* begin *
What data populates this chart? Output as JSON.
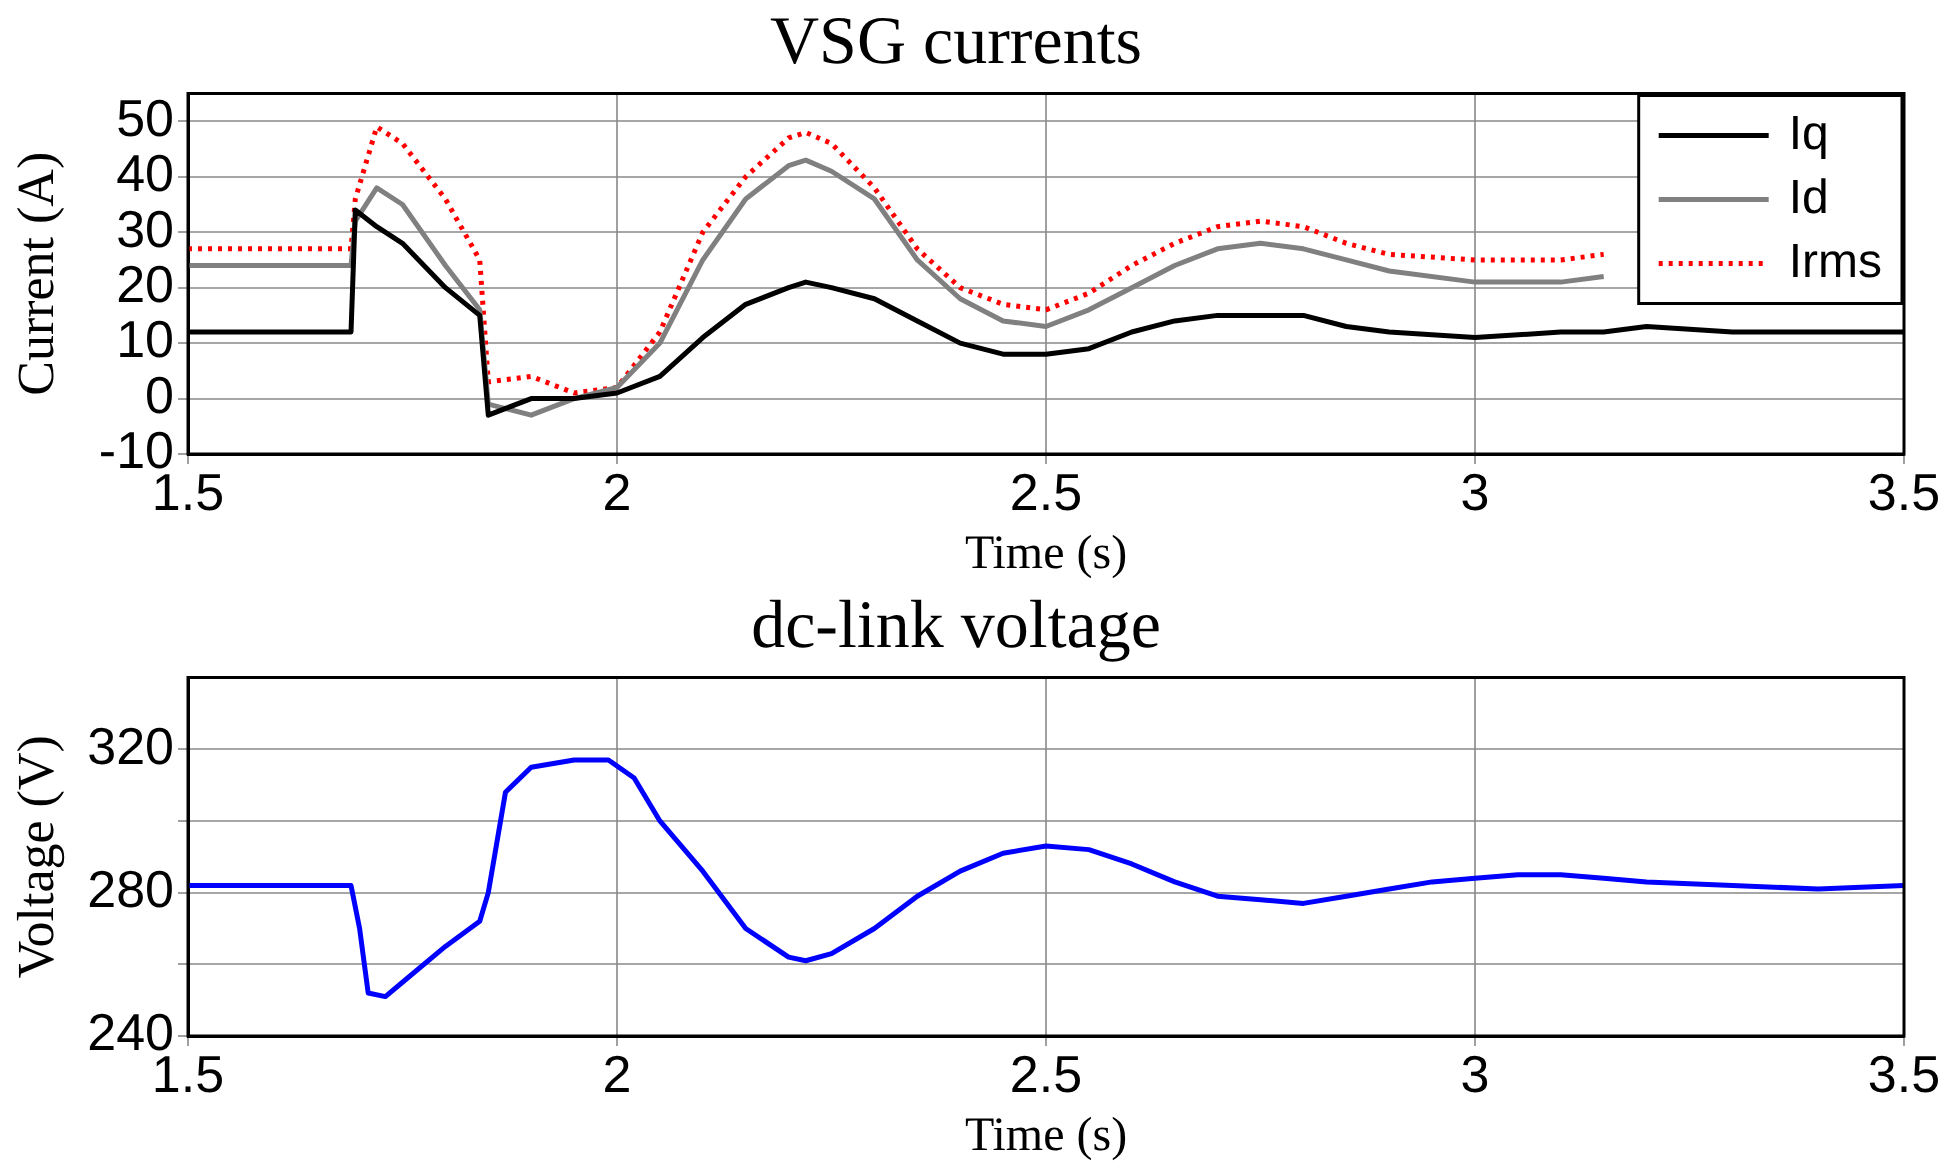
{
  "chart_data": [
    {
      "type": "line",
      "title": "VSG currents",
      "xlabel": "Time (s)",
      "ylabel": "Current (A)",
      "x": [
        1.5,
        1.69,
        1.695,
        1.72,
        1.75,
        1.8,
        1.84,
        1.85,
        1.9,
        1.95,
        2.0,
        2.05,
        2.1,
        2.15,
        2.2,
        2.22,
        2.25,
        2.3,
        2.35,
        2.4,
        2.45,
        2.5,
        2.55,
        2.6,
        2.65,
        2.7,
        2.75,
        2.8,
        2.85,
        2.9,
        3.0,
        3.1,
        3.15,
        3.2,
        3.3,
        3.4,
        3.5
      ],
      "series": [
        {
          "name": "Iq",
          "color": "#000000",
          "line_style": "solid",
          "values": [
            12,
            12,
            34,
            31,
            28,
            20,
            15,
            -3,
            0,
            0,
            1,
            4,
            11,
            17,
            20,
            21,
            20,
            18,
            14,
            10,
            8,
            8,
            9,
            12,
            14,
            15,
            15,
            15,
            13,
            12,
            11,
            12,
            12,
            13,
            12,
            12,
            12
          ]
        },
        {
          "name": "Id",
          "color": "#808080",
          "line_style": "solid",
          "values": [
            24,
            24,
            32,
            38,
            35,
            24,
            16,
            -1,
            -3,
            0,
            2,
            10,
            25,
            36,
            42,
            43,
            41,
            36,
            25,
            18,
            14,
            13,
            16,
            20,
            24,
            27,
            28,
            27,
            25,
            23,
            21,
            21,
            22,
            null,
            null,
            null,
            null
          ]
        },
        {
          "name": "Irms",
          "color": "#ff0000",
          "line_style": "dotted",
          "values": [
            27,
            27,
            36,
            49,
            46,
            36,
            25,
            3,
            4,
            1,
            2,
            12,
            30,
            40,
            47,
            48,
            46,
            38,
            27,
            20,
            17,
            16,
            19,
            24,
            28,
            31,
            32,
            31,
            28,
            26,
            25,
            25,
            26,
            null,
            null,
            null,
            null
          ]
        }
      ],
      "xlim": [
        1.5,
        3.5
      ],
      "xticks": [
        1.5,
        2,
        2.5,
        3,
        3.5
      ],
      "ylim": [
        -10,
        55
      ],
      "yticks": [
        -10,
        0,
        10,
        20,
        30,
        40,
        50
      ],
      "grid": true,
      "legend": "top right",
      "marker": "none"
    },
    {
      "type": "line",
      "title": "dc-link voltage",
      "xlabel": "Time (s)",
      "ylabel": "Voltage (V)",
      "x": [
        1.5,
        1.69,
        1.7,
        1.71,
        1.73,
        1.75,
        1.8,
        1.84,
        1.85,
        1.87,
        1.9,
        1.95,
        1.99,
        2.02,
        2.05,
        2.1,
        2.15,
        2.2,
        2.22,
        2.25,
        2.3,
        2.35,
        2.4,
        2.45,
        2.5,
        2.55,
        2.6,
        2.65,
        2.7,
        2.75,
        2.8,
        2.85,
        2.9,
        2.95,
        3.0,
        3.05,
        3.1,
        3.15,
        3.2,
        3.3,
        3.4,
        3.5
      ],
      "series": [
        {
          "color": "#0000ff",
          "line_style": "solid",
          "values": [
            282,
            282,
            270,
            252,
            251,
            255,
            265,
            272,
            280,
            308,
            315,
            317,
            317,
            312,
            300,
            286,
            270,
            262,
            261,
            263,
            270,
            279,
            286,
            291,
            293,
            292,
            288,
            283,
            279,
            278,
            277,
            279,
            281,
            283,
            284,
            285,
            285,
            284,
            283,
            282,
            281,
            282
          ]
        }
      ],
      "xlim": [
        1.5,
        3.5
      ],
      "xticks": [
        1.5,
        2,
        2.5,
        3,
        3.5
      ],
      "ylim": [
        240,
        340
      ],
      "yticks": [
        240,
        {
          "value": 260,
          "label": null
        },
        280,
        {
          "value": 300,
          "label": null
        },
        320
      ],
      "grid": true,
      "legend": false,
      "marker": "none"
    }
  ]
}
* end *
■ What the task requires: Copy the whole of the material above exactly, but not its images.

■ Exercise response:
What data populates this chart? Output as JSON.
{
  "chart_data": [
    {
      "type": "line",
      "title": "VSG currents",
      "xlabel": "Time (s)",
      "ylabel": "Current (A)",
      "x": [
        1.5,
        1.69,
        1.695,
        1.72,
        1.75,
        1.8,
        1.84,
        1.85,
        1.9,
        1.95,
        2.0,
        2.05,
        2.1,
        2.15,
        2.2,
        2.22,
        2.25,
        2.3,
        2.35,
        2.4,
        2.45,
        2.5,
        2.55,
        2.6,
        2.65,
        2.7,
        2.75,
        2.8,
        2.85,
        2.9,
        3.0,
        3.1,
        3.15,
        3.2,
        3.3,
        3.4,
        3.5
      ],
      "series": [
        {
          "name": "Iq",
          "color": "#000000",
          "line_style": "solid",
          "values": [
            12,
            12,
            34,
            31,
            28,
            20,
            15,
            -3,
            0,
            0,
            1,
            4,
            11,
            17,
            20,
            21,
            20,
            18,
            14,
            10,
            8,
            8,
            9,
            12,
            14,
            15,
            15,
            15,
            13,
            12,
            11,
            12,
            12,
            13,
            12,
            12,
            12
          ]
        },
        {
          "name": "Id",
          "color": "#808080",
          "line_style": "solid",
          "values": [
            24,
            24,
            32,
            38,
            35,
            24,
            16,
            -1,
            -3,
            0,
            2,
            10,
            25,
            36,
            42,
            43,
            41,
            36,
            25,
            18,
            14,
            13,
            16,
            20,
            24,
            27,
            28,
            27,
            25,
            23,
            21,
            21,
            22,
            null,
            null,
            null,
            null
          ]
        },
        {
          "name": "Irms",
          "color": "#ff0000",
          "line_style": "dotted",
          "values": [
            27,
            27,
            36,
            49,
            46,
            36,
            25,
            3,
            4,
            1,
            2,
            12,
            30,
            40,
            47,
            48,
            46,
            38,
            27,
            20,
            17,
            16,
            19,
            24,
            28,
            31,
            32,
            31,
            28,
            26,
            25,
            25,
            26,
            null,
            null,
            null,
            null
          ]
        }
      ],
      "xlim": [
        1.5,
        3.5
      ],
      "xticks": [
        1.5,
        2,
        2.5,
        3,
        3.5
      ],
      "ylim": [
        -10,
        55
      ],
      "yticks": [
        -10,
        0,
        10,
        20,
        30,
        40,
        50
      ],
      "grid": true,
      "legend": "top right",
      "marker": "none"
    },
    {
      "type": "line",
      "title": "dc-link voltage",
      "xlabel": "Time (s)",
      "ylabel": "Voltage (V)",
      "x": [
        1.5,
        1.69,
        1.7,
        1.71,
        1.73,
        1.75,
        1.8,
        1.84,
        1.85,
        1.87,
        1.9,
        1.95,
        1.99,
        2.02,
        2.05,
        2.1,
        2.15,
        2.2,
        2.22,
        2.25,
        2.3,
        2.35,
        2.4,
        2.45,
        2.5,
        2.55,
        2.6,
        2.65,
        2.7,
        2.75,
        2.8,
        2.85,
        2.9,
        2.95,
        3.0,
        3.05,
        3.1,
        3.15,
        3.2,
        3.3,
        3.4,
        3.5
      ],
      "series": [
        {
          "color": "#0000ff",
          "line_style": "solid",
          "values": [
            282,
            282,
            270,
            252,
            251,
            255,
            265,
            272,
            280,
            308,
            315,
            317,
            317,
            312,
            300,
            286,
            270,
            262,
            261,
            263,
            270,
            279,
            286,
            291,
            293,
            292,
            288,
            283,
            279,
            278,
            277,
            279,
            281,
            283,
            284,
            285,
            285,
            284,
            283,
            282,
            281,
            282
          ]
        }
      ],
      "xlim": [
        1.5,
        3.5
      ],
      "xticks": [
        1.5,
        2,
        2.5,
        3,
        3.5
      ],
      "ylim": [
        240,
        340
      ],
      "yticks": [
        240,
        {
          "value": 260,
          "label": null
        },
        280,
        {
          "value": 300,
          "label": null
        },
        320
      ],
      "grid": true,
      "legend": false,
      "marker": "none"
    }
  ]
}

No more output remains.